▶ [Set task]
Below are records to be output exactly, every one of them.

** BEGIN Record set **

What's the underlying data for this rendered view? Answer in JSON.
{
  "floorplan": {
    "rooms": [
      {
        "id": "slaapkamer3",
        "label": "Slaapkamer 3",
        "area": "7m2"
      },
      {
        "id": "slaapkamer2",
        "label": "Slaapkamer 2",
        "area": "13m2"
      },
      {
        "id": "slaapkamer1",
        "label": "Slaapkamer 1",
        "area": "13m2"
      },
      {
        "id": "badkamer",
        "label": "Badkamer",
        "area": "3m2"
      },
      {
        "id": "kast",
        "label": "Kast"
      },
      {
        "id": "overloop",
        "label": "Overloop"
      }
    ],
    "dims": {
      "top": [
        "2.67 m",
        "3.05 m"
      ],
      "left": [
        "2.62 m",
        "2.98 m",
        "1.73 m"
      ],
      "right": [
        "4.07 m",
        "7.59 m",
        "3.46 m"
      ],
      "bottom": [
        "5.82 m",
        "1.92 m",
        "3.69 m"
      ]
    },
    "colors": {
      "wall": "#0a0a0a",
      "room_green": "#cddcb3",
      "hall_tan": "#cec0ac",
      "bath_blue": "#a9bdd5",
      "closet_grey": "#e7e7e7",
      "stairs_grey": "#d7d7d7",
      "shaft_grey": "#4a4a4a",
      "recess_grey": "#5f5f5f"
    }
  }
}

** END Record set **

▶ [Output for this task]
What's the underlying data for this rendered view? Answer in JSON.
{
  "floorplan": {
    "rooms": [
      {
        "id": "slaapkamer3",
        "label": "Slaapkamer 3",
        "area": "7m2"
      },
      {
        "id": "slaapkamer2",
        "label": "Slaapkamer 2",
        "area": "13m2"
      },
      {
        "id": "slaapkamer1",
        "label": "Slaapkamer 1",
        "area": "13m2"
      },
      {
        "id": "badkamer",
        "label": "Badkamer",
        "area": "3m2"
      },
      {
        "id": "kast",
        "label": "Kast"
      },
      {
        "id": "overloop",
        "label": "Overloop"
      }
    ],
    "dims": {
      "top": [
        "2.67 m",
        "3.05 m"
      ],
      "left": [
        "2.62 m",
        "2.98 m",
        "1.73 m"
      ],
      "right": [
        "4.07 m",
        "7.59 m",
        "3.46 m"
      ],
      "bottom": [
        "5.82 m",
        "1.92 m",
        "3.69 m"
      ]
    },
    "colors": {
      "wall": "#0a0a0a",
      "room_green": "#cddcb3",
      "hall_tan": "#cec0ac",
      "bath_blue": "#a9bdd5",
      "closet_grey": "#e7e7e7",
      "stairs_grey": "#d7d7d7",
      "shaft_grey": "#4a4a4a",
      "recess_grey": "#5f5f5f"
    }
  }
}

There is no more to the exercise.